「源氏物語 椎本」(紫式部)

周到に計画された不可避の悲劇の始まり

「源氏物語 椎本」(紫式部)
(阿部秋生校訂)小学館

八の宮は重厄の不安から、
自らの亡き後、
二人の姫の後見を薫に請願する。
その一方で八の宮は、二人には、
身分をおとしめるような
軽々しい結婚をせずに、
宇治で生涯を終えるよう
遺言する。その八の宮は
山ごもりのさなかに…。

源氏物語第四十六帖
「椎本(しいがもと)」。
この後に続く悲劇は、
この帖で種がまかれていたのです。
登場人物たちの複雑な性格によって、
運命の糸が
絡み合ってしまったかのようです。

運命の糸を絡ませてしまったもの①
薫の真面目すぎる性格

薫が八の宮を訪ねたのは、
「俗聖」と噂されている八の宮から
仏道の教えを請うためでした。
いよいよ学問が深まった折に、
姫と結婚させてくれとは、
彼の真面目な性格では
言い出せなかったのです。

--------------------------------------------------

* 課題 1
レコードのうち、「weather-temp: 30° [412, 640, 502, 674]」を含む行から「app-kindle[interactable]: Kindle [354, 536, 442, 626]」を含む行まで(両端の行も含む)を、一字一句変えずに書き写してください。

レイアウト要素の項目
--------------------------------------------------

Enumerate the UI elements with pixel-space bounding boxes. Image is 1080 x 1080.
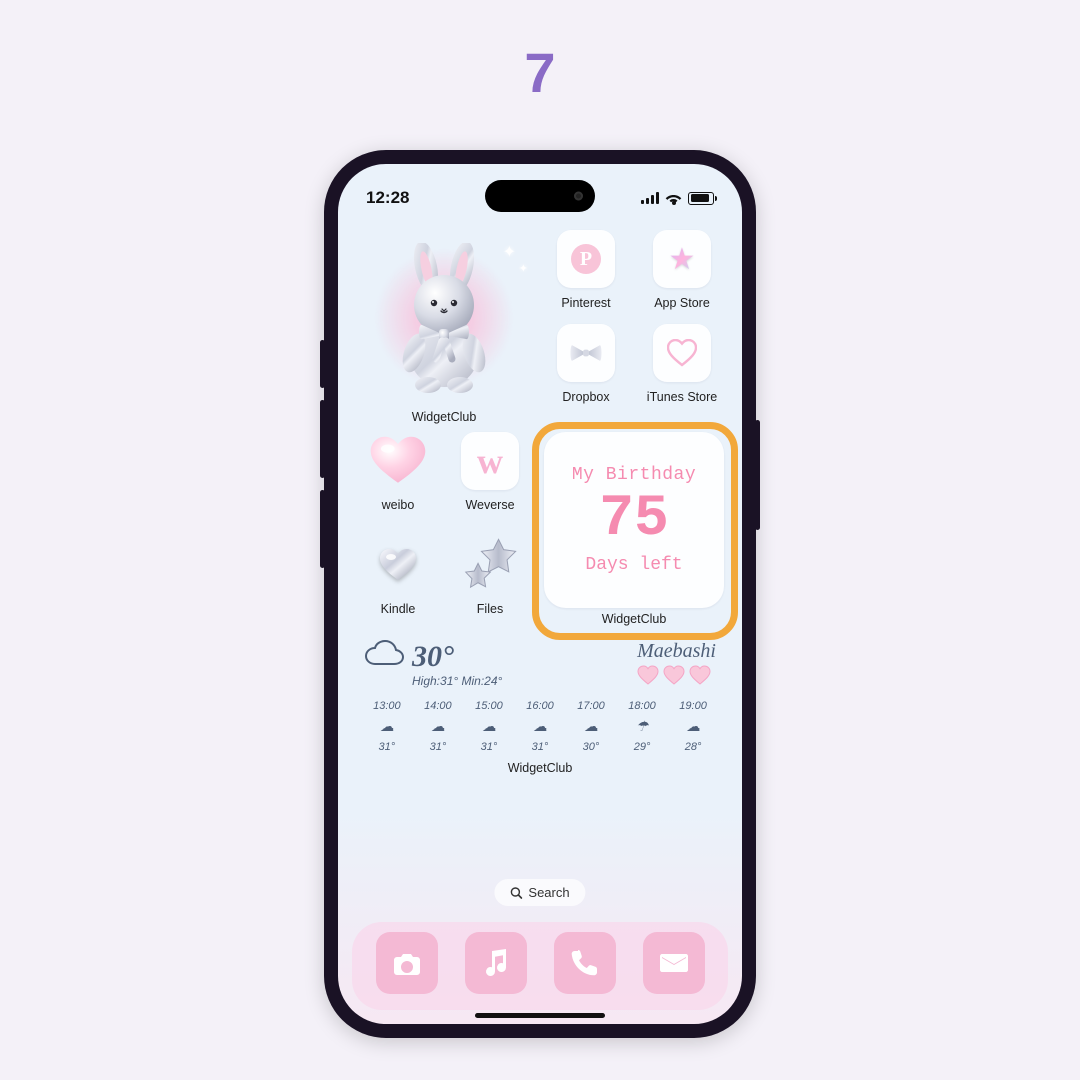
weather-temp: 30° [412, 640, 502, 674]
forecast-cloud-icon: ☁ [686, 718, 700, 735]
camera-icon [391, 947, 423, 979]
heart-3d-icon [369, 432, 427, 490]
forecast-cloud-icon: ☁ [431, 718, 445, 735]
forecast-col: 13:00 ☁ 31° [364, 700, 410, 753]
widget-label: WidgetClub [364, 761, 716, 775]
dock-music[interactable] [465, 932, 527, 994]
widgetclub-countdown-widget[interactable]: My Birthday 75 Days left WidgetClub [542, 432, 726, 626]
forecast-temp: 28° [685, 741, 702, 753]
volume-up-button[interactable] [320, 400, 325, 478]
app-label: Files [477, 602, 503, 616]
forecast-time: 16:00 [526, 700, 554, 712]
search-icon [510, 887, 522, 899]
app-itunes-store[interactable]: iTunes Store [640, 324, 724, 404]
dock-camera[interactable] [376, 932, 438, 994]
weather-high-low: High:31° Min:24° [412, 674, 502, 688]
forecast-col: 16:00 ☁ 31° [517, 700, 563, 753]
app-dropbox[interactable]: Dropbox [544, 324, 628, 404]
app-kindle[interactable]: Kindle [354, 536, 442, 626]
forecast-col: 17:00 ☁ 30° [568, 700, 614, 753]
heart-outline-icon [653, 324, 711, 382]
hearts-row [637, 665, 716, 690]
forecast-temp: 31° [430, 741, 447, 753]
search-label: Search [528, 885, 569, 900]
forecast-umbrella-icon: ☂ [636, 718, 649, 735]
app-appstore[interactable]: ★ App Store [640, 230, 724, 310]
app-label: App Store [654, 296, 710, 310]
dock [352, 922, 728, 1010]
forecast-time: 19:00 [679, 700, 707, 712]
widget-label: WidgetClub [412, 410, 477, 424]
app-weverse[interactable]: w Weverse [446, 432, 534, 522]
countdown-title: My Birthday [572, 465, 696, 485]
weather-cloud-icon [364, 640, 404, 678]
weverse-w-icon: w [477, 440, 503, 482]
dock-mail[interactable] [643, 932, 705, 994]
forecast-time: 18:00 [628, 700, 656, 712]
pinterest-icon: P [571, 244, 601, 274]
forecast-cloud-icon: ☁ [380, 718, 394, 735]
bunny-icon [384, 243, 504, 393]
forecast-time: 14:00 [424, 700, 452, 712]
app-label: Dropbox [562, 390, 609, 404]
weather-city: Maebashi [637, 640, 716, 663]
music-note-icon [480, 947, 512, 979]
forecast-time: 17:00 [577, 700, 605, 712]
metal-heart-icon [369, 536, 427, 594]
mute-switch[interactable] [320, 340, 325, 388]
spotlight-search[interactable]: Search [494, 879, 585, 906]
forecast-col: 14:00 ☁ 31° [415, 700, 461, 753]
forecast-cloud-icon: ☁ [533, 718, 547, 735]
bow-icon [557, 324, 615, 382]
home-indicator[interactable] [475, 1013, 605, 1018]
app-label: Weverse [465, 498, 514, 512]
widgetclub-bunny-widget[interactable]: ✦ ✦ [354, 230, 534, 430]
power-button[interactable] [755, 420, 760, 530]
forecast-col: 15:00 ☁ 31° [466, 700, 512, 753]
widget-label: WidgetClub [602, 612, 667, 626]
forecast-cloud-icon: ☁ [584, 718, 598, 735]
dock-phone[interactable] [554, 932, 616, 994]
forecast-time: 13:00 [373, 700, 401, 712]
app-weibo[interactable]: weibo [354, 432, 442, 522]
forecast-temp: 31° [481, 741, 498, 753]
forecast-row: 13:00 ☁ 31° 14:00 ☁ 31° 15:00 ☁ 31° 16:00 ☁ 31° 17:0… [364, 700, 716, 753]
countdown-number: 75 [599, 491, 669, 549]
app-files[interactable]: Files [446, 536, 534, 626]
app-label: Pinterest [561, 296, 610, 310]
app-label: weibo [382, 498, 415, 512]
app-label: Kindle [381, 602, 416, 616]
phone-frame: 12:28 ✦ ✦ [324, 150, 756, 1038]
app-pinterest[interactable]: P Pinterest [544, 230, 628, 310]
app-label: iTunes Store [647, 390, 717, 404]
forecast-time: 15:00 [475, 700, 503, 712]
forecast-col: 19:00 ☁ 28° [670, 700, 716, 753]
mail-icon [658, 947, 690, 979]
forecast-cloud-icon: ☁ [482, 718, 496, 735]
forecast-temp: 31° [379, 741, 396, 753]
forecast-temp: 30° [583, 741, 600, 753]
step-number: 7 [524, 40, 555, 105]
phone-icon [569, 947, 601, 979]
forecast-temp: 31° [532, 741, 549, 753]
stars-icon [461, 536, 519, 594]
volume-down-button[interactable] [320, 490, 325, 568]
forecast-temp: 29° [634, 741, 651, 753]
widgetclub-weather-widget[interactable]: 30° High:31° Min:24° Maebashi 13:00☁31°1 [354, 636, 726, 775]
phone-screen: 12:28 ✦ ✦ [338, 164, 742, 1024]
star-icon: ★ [669, 242, 696, 277]
forecast-col: 18:00 ☂ 29° [619, 700, 665, 753]
countdown-sub: Days left [585, 555, 682, 575]
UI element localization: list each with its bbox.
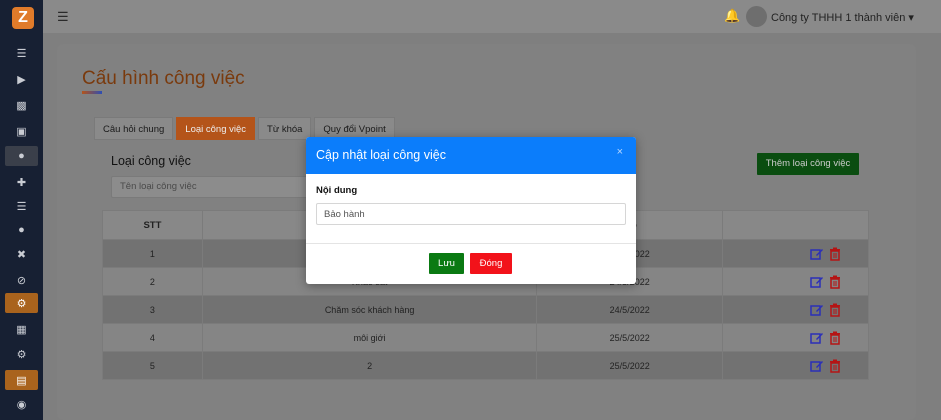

--------------------------------------------------

* 課題 2
「椎本」を紹介する抜粋に出てくる人名をすべて挙げてください。

* 解答 1
weather-temp: 30° [412, 640, 502, 674]
forecast-cloud-icon: ☁ [686, 718, 700, 735]
camera-icon [391, 947, 423, 979]
heart-3d-icon [369, 432, 427, 490]
forecast-cloud-icon: ☁ [431, 718, 445, 735]
forecast-col: 13:00 ☁ 31° [364, 700, 410, 753]
widget-label: WidgetClub [364, 761, 716, 775]
dock-music[interactable] [465, 932, 527, 994]
widgetclub-countdown-widget[interactable]: My Birthday 75 Days left WidgetClub [542, 432, 726, 626]
forecast-temp: 28° [685, 741, 702, 753]
volume-up-button[interactable] [320, 400, 325, 478]
app-label: Files [477, 602, 503, 616]
forecast-time: 16:00 [526, 700, 554, 712]
search-icon [510, 887, 522, 899]
app-itunes-store[interactable]: iTunes Store [640, 324, 724, 404]
dock-camera[interactable] [376, 932, 438, 994]
weather-high-low: High:31° Min:24° [412, 674, 502, 688]
forecast-col: 16:00 ☁ 31° [517, 700, 563, 753]
app-dropbox[interactable]: Dropbox [544, 324, 628, 404]
app-kindle[interactable]: Kindle [354, 536, 442, 626]

* 解答 2
紫式部、阿部秋生、八の宮、薫